Extract every entry word for word.
··· Task material ···
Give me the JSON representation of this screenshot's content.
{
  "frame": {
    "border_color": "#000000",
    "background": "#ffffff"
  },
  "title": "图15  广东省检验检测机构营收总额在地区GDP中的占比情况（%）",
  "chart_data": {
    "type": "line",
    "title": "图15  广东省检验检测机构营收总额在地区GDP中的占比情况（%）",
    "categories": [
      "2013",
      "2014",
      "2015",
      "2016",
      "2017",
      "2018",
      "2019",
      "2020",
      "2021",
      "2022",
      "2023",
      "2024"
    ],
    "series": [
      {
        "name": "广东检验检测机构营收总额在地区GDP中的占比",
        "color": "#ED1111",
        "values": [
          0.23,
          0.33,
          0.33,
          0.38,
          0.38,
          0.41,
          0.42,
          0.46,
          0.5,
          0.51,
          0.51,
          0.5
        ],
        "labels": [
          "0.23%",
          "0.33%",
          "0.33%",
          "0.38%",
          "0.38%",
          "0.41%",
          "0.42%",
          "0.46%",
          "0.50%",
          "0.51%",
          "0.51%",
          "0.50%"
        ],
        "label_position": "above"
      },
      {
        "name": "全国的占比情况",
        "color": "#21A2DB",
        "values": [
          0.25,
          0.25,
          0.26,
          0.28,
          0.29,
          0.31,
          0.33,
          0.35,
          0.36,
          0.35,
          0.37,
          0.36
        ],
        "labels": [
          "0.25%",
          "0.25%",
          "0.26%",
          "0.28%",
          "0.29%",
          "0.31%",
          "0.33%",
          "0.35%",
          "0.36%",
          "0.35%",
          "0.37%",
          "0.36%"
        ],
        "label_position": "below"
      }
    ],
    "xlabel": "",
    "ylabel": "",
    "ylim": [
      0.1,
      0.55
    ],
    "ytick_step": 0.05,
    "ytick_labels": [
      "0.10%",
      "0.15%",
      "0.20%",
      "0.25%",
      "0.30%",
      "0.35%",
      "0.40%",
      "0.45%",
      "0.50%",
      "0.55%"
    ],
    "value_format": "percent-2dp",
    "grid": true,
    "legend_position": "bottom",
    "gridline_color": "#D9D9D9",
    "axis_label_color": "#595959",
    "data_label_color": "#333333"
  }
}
···
## [Output of the exercise]
Give me the JSON representation of this screenshot's content.
{
  "frame": {
    "border_color": "#000000",
    "background": "#ffffff"
  },
  "title": "图15  广东省检验检测机构营收总额在地区GDP中的占比情况（%）",
  "chart_data": {
    "type": "line",
    "title": "图15  广东省检验检测机构营收总额在地区GDP中的占比情况（%）",
    "categories": [
      "2013",
      "2014",
      "2015",
      "2016",
      "2017",
      "2018",
      "2019",
      "2020",
      "2021",
      "2022",
      "2023",
      "2024"
    ],
    "series": [
      {
        "name": "广东检验检测机构营收总额在地区GDP中的占比",
        "color": "#ED1111",
        "values": [
          0.23,
          0.33,
          0.33,
          0.38,
          0.38,
          0.41,
          0.42,
          0.46,
          0.5,
          0.51,
          0.51,
          0.5
        ],
        "labels": [
          "0.23%",
          "0.33%",
          "0.33%",
          "0.38%",
          "0.38%",
          "0.41%",
          "0.42%",
          "0.46%",
          "0.50%",
          "0.51%",
          "0.51%",
          "0.50%"
        ],
        "label_position": "above"
      },
      {
        "name": "全国的占比情况",
        "color": "#21A2DB",
        "values": [
          0.25,
          0.25,
          0.26,
          0.28,
          0.29,
          0.31,
          0.33,
          0.35,
          0.36,
          0.35,
          0.37,
          0.36
        ],
        "labels": [
          "0.25%",
          "0.25%",
          "0.26%",
          "0.28%",
          "0.29%",
          "0.31%",
          "0.33%",
          "0.35%",
          "0.36%",
          "0.35%",
          "0.37%",
          "0.36%"
        ],
        "label_position": "below"
      }
    ],
    "xlabel": "",
    "ylabel": "",
    "ylim": [
      0.1,
      0.55
    ],
    "ytick_step": 0.05,
    "ytick_labels": [
      "0.10%",
      "0.15%",
      "0.20%",
      "0.25%",
      "0.30%",
      "0.35%",
      "0.40%",
      "0.45%",
      "0.50%",
      "0.55%"
    ],
    "value_format": "percent-2dp",
    "grid": true,
    "legend_position": "bottom",
    "gridline_color": "#D9D9D9",
    "axis_label_color": "#595959",
    "data_label_color": "#333333"
  }
}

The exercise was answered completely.